Short problem: Within the records that follow, find every line containing the string "如何证明你讲的是事实". Copy those lines.

Records for the task:
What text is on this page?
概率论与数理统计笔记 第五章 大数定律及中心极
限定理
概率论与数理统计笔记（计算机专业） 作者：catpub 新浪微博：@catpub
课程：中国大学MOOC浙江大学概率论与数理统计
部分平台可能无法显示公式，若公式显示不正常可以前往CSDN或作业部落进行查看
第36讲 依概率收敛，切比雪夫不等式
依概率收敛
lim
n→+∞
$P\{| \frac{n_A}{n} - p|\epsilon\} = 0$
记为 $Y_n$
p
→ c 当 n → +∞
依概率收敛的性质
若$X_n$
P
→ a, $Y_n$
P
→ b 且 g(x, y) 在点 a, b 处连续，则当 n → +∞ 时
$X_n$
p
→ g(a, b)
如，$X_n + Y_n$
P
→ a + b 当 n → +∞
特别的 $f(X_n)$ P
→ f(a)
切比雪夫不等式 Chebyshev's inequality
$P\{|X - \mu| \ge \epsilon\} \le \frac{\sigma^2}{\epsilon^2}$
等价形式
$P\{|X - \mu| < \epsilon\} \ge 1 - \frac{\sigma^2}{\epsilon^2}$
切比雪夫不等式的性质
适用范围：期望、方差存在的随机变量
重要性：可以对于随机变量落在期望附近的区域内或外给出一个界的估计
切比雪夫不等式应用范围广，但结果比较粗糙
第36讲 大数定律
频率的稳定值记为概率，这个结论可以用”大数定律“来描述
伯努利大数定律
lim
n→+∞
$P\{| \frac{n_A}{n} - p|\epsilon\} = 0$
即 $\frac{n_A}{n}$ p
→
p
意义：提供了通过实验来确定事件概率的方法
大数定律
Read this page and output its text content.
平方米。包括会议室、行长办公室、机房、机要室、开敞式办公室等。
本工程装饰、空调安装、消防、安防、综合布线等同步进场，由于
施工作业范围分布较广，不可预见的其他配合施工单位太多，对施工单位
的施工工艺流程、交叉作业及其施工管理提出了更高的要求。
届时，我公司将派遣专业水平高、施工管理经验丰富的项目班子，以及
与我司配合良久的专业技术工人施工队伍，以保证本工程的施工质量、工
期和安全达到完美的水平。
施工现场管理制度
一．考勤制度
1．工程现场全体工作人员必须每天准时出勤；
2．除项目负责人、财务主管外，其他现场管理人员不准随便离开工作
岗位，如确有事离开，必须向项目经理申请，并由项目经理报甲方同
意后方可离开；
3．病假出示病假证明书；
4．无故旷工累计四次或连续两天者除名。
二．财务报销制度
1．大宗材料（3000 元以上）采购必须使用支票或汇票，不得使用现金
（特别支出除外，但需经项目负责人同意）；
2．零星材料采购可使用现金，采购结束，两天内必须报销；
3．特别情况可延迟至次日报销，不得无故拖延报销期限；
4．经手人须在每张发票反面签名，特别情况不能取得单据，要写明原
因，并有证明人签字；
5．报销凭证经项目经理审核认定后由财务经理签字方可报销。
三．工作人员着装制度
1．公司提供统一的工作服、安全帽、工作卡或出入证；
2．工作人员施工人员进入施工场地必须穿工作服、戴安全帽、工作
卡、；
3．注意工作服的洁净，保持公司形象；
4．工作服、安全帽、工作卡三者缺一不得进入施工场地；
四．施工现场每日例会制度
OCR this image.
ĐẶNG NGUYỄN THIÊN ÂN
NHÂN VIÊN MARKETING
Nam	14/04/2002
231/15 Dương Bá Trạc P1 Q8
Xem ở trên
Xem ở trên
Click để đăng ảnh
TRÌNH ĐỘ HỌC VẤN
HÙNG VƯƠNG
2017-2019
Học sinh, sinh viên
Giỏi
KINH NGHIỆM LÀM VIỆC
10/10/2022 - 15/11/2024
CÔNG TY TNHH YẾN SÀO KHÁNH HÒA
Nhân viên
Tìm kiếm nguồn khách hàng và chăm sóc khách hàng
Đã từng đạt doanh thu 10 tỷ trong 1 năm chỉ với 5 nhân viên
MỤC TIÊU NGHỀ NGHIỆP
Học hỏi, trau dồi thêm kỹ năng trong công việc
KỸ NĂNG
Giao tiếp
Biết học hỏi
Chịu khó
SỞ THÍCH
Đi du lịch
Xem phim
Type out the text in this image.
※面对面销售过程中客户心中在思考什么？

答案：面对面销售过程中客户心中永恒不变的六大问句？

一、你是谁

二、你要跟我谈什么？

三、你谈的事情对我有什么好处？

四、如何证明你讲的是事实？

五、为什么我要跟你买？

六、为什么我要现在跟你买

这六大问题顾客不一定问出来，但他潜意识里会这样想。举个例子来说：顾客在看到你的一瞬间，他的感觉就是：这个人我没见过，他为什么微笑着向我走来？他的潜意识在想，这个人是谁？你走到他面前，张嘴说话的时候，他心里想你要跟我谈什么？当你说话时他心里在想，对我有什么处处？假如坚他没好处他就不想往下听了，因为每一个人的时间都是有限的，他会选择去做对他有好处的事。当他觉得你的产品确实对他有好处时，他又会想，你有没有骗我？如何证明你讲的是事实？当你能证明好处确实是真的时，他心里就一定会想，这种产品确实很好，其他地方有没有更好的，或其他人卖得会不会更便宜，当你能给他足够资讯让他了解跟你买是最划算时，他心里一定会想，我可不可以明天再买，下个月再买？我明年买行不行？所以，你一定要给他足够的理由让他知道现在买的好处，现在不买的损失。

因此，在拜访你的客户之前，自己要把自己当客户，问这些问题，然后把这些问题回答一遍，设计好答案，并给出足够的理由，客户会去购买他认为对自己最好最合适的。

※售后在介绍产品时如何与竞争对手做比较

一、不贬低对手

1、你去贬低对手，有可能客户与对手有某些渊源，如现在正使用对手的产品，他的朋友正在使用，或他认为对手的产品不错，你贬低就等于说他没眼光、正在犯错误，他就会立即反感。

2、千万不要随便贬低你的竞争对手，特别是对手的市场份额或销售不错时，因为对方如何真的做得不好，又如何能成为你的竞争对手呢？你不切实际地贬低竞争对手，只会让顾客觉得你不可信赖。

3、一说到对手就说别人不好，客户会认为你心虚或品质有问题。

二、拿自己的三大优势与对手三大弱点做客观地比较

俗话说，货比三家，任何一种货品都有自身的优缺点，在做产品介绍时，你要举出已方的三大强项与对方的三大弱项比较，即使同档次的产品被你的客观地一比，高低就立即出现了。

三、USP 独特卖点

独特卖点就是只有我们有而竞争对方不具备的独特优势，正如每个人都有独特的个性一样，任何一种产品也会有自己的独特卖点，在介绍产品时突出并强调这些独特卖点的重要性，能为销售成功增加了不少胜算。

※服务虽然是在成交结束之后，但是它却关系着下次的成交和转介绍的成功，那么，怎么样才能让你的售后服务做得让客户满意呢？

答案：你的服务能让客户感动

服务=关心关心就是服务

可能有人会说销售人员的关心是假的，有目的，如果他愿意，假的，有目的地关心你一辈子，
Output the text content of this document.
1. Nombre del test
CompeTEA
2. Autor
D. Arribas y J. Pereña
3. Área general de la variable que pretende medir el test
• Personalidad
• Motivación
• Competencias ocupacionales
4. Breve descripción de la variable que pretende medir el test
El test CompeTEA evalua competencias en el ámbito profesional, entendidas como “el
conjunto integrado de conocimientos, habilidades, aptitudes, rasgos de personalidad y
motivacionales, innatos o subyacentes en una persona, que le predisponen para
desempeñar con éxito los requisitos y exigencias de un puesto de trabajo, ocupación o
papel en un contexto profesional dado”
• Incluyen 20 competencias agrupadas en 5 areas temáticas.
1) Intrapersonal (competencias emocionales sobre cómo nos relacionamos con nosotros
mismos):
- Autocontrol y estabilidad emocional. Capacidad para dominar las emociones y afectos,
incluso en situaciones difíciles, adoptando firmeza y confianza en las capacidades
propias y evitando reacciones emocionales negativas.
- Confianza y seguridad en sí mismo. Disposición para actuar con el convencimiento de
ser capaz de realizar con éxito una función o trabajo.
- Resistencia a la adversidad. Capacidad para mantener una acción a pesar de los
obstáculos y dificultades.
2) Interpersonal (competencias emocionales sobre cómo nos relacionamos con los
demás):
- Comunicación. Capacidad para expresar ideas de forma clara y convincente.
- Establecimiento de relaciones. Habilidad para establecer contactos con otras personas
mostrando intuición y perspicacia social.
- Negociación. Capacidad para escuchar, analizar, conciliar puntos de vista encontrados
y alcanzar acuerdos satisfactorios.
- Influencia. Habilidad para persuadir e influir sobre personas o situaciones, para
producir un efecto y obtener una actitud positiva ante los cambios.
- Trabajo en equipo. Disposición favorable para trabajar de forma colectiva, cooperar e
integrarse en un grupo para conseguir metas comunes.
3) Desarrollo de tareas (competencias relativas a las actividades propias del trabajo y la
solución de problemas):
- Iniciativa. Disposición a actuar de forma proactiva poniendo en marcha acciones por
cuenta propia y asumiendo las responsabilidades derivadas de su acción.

Response below:
四、如何证明你讲的是事实？
这六大问题顾客不一定问出来，但他潜意识里会这样想。举个例子来说：顾客在看到你的一瞬间，他的感觉就是：这个人我没见过，他为什么微笑着向我走来？他的潜意识在想，这个人是谁？你走到他面前，张嘴说话的时候，他心里想你要跟我谈什么？当你说话时他心里在想，对我有什么处处？假如坚他没好处他就不想往下听了，因为每一个人的时间都是有限的，他会选择去做对他有好处的事。当他觉得你的产品确实对他有好处时，他又会想，你有没有骗我？如何证明你讲的是事实？当你能证明好处确实是真的时，他心里就一定会想，这种产品确实很好，其他地方有没有更好的，或其他人卖得会不会更便宜，当你能给他足够资讯让他了解跟你买是最划算时，他心里一定会想，我可不可以明天再买，下个月再买？我明年买行不行？所以，你一定要给他足够的理由让他知道现在买的好处，现在不买的损失。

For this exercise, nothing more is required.